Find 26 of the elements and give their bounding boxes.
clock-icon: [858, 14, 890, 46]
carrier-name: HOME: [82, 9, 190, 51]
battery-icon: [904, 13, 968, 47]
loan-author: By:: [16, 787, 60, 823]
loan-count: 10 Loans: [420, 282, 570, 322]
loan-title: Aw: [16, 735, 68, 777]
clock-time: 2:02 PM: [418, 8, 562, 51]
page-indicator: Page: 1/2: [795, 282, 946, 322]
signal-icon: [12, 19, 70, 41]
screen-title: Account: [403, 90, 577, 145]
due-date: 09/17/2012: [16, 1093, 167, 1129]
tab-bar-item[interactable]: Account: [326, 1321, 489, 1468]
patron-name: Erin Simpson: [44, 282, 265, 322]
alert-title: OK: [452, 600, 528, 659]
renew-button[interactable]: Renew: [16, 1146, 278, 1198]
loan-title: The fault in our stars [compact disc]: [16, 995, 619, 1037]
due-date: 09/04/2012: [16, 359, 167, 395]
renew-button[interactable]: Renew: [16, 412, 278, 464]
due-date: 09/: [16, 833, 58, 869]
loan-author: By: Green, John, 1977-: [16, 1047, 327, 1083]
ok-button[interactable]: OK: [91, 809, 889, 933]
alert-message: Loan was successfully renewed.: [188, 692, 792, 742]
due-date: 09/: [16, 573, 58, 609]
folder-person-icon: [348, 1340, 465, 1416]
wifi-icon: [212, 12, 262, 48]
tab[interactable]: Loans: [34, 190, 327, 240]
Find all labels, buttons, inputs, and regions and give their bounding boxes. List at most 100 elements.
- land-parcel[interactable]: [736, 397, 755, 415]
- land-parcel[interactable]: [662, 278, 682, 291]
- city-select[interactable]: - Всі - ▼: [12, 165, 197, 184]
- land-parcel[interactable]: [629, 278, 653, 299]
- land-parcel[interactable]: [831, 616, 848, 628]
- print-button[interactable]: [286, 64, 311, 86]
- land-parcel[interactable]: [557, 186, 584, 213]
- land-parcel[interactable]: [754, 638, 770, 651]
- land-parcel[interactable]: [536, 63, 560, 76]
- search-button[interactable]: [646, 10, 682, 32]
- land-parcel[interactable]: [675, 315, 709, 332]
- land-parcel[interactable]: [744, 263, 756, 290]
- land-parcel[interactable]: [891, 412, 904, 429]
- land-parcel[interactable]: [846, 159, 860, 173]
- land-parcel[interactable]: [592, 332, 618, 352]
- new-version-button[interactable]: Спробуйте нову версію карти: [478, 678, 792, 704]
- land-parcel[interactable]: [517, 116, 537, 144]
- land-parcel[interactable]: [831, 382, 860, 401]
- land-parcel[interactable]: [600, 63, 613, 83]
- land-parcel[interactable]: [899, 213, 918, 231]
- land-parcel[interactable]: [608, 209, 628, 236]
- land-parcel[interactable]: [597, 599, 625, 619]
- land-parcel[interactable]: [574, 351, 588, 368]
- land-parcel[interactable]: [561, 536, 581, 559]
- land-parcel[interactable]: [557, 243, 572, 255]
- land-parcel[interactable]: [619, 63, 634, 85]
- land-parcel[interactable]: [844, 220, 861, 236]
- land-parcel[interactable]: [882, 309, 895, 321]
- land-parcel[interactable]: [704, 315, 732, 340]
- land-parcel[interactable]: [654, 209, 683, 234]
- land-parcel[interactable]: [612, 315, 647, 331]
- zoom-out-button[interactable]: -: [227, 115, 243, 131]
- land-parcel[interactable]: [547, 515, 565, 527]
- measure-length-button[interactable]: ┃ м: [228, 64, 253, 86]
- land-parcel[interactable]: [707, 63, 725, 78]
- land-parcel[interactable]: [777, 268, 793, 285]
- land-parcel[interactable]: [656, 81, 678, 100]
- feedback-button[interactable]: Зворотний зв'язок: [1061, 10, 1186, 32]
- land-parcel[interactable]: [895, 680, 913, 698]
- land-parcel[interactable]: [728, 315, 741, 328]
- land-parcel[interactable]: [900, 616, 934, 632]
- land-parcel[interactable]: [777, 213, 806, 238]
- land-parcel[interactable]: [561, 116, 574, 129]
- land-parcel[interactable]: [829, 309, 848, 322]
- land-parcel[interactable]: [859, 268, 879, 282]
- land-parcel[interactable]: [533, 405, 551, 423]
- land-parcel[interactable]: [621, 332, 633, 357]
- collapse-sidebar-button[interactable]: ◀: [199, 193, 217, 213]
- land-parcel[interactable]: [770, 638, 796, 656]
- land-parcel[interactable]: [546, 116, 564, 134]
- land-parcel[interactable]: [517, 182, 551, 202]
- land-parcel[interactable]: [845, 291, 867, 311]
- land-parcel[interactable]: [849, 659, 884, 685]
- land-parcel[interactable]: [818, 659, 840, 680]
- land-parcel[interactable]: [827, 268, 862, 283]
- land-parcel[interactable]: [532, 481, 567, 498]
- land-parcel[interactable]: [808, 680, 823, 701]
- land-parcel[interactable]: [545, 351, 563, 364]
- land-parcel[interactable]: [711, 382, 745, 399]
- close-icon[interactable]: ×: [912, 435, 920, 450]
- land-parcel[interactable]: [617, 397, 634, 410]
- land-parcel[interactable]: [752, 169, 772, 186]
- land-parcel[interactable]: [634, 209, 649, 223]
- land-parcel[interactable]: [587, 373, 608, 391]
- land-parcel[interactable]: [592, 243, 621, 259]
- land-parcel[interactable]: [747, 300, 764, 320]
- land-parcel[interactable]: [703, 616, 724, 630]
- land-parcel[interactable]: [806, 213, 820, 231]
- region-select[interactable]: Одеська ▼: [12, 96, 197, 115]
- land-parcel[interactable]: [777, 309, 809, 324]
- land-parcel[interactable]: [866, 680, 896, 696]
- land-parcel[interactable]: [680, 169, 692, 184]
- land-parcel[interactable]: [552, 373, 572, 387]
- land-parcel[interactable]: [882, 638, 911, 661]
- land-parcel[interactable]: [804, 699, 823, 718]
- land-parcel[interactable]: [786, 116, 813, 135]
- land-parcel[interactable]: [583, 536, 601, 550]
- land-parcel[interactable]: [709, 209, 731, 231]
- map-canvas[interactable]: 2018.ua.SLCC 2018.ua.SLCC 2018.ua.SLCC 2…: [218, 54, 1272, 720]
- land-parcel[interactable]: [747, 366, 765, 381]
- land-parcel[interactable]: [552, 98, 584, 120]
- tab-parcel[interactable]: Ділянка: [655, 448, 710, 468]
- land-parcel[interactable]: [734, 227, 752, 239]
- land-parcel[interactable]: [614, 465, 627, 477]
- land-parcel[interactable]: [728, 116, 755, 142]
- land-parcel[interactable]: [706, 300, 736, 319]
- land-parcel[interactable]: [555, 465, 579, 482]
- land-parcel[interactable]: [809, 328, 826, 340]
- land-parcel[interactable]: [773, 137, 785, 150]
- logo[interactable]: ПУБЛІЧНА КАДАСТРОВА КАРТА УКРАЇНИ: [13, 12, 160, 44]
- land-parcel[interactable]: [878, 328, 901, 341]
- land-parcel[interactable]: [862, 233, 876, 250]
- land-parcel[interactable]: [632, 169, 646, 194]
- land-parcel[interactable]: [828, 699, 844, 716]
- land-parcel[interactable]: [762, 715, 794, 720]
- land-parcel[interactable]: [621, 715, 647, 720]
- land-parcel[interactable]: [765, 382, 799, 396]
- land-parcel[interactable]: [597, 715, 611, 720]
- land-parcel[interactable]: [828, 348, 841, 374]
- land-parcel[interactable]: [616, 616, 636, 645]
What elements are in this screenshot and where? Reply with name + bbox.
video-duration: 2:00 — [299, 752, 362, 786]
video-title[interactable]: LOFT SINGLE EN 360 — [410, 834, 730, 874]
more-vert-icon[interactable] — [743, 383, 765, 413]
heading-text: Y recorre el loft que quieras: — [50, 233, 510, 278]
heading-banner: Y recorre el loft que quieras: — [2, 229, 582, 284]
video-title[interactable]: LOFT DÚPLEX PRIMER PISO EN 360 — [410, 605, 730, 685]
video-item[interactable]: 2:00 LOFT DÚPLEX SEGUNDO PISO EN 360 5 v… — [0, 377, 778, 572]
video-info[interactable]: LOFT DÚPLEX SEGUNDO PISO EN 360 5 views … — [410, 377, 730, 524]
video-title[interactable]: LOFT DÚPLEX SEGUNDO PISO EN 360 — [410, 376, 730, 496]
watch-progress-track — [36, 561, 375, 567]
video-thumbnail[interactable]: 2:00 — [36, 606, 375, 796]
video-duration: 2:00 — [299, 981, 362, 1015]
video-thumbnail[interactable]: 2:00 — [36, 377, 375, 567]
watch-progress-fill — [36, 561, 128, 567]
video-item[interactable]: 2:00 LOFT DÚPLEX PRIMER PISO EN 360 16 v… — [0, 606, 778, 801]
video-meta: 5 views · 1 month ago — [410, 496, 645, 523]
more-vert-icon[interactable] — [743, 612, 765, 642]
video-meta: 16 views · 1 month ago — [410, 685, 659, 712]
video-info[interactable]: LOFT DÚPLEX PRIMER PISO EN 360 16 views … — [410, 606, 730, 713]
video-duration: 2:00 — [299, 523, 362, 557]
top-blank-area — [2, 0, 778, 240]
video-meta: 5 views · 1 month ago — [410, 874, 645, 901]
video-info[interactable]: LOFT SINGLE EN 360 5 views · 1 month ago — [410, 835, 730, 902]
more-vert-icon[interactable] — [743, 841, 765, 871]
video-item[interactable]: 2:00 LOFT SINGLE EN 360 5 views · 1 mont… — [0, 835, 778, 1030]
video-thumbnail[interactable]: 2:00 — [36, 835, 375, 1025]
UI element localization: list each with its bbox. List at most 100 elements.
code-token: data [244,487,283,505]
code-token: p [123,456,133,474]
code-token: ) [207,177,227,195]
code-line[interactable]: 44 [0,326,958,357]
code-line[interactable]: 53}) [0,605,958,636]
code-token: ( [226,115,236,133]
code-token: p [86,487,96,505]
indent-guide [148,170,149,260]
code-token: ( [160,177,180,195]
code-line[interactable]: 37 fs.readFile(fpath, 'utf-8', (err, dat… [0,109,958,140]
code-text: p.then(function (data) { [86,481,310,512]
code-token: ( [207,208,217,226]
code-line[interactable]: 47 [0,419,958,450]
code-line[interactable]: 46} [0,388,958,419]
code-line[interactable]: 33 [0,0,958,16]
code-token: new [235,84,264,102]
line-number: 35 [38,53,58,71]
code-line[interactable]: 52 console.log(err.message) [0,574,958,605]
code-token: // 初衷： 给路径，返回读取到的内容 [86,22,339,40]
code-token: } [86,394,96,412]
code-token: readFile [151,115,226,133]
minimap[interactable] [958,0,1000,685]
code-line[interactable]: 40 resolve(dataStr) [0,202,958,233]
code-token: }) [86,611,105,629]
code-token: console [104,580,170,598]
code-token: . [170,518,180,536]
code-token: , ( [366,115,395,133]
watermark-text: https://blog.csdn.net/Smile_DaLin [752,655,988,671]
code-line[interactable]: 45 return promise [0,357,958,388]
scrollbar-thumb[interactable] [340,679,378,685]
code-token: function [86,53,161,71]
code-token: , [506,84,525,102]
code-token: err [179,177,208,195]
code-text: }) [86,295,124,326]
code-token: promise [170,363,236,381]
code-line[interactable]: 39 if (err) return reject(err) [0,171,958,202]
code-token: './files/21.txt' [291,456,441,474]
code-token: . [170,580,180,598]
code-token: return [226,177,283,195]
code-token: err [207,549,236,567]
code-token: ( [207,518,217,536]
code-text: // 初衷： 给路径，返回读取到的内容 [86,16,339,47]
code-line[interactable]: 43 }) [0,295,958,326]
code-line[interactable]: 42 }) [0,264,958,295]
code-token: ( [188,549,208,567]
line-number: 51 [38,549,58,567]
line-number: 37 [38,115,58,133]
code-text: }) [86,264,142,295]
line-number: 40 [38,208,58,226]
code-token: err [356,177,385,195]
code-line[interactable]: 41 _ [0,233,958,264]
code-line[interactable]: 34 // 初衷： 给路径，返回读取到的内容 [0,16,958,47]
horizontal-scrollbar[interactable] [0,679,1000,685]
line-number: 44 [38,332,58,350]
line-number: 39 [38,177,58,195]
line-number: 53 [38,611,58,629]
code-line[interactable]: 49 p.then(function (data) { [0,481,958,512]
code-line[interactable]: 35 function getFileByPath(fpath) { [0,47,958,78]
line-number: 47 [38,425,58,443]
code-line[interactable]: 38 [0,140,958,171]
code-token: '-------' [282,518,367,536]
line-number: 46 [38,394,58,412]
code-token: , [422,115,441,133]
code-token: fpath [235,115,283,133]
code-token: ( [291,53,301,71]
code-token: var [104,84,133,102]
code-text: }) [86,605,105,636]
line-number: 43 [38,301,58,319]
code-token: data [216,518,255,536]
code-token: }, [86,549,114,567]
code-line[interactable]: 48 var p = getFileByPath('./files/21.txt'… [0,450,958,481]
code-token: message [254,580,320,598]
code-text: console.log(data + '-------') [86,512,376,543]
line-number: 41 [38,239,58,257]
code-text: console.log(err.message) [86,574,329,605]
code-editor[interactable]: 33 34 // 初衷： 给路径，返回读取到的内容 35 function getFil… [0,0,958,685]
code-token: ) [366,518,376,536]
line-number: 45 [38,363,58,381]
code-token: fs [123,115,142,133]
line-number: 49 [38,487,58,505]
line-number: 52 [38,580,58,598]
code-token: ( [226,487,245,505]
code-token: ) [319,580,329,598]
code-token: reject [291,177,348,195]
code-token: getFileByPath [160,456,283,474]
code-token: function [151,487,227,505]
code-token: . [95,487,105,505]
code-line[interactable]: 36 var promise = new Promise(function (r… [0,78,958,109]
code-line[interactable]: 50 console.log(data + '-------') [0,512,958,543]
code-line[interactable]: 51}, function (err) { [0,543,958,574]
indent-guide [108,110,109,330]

━━━━

## Instruction:
Copy out the rows word for word, from the very first line through the line that contains "due-date: 09/: [16, 573, 58, 609]".

## Result for this exercise:
Find 26 of the elements and give their bounding boxes.
clock-icon: [858, 14, 890, 46]
carrier-name: HOME: [82, 9, 190, 51]
battery-icon: [904, 13, 968, 47]
loan-author: By:: [16, 787, 60, 823]
loan-count: 10 Loans: [420, 282, 570, 322]
loan-title: Aw: [16, 735, 68, 777]
clock-time: 2:02 PM: [418, 8, 562, 51]
page-indicator: Page: 1/2: [795, 282, 946, 322]
signal-icon: [12, 19, 70, 41]
screen-title: Account: [403, 90, 577, 145]
due-date: 09/17/2012: [16, 1093, 167, 1129]
tab-bar-item[interactable]: Account: [326, 1321, 489, 1468]
patron-name: Erin Simpson: [44, 282, 265, 322]
alert-title: OK: [452, 600, 528, 659]
renew-button[interactable]: Renew: [16, 1146, 278, 1198]
loan-title: The fault in our stars [compact disc]: [16, 995, 619, 1037]
due-date: 09/04/2012: [16, 359, 167, 395]
renew-button[interactable]: Renew: [16, 412, 278, 464]
due-date: 09/: [16, 833, 58, 869]
loan-author: By: Green, John, 1977-: [16, 1047, 327, 1083]
ok-button[interactable]: OK: [91, 809, 889, 933]
alert-message: Loan was successfully renewed.: [188, 692, 792, 742]
due-date: 09/: [16, 573, 58, 609]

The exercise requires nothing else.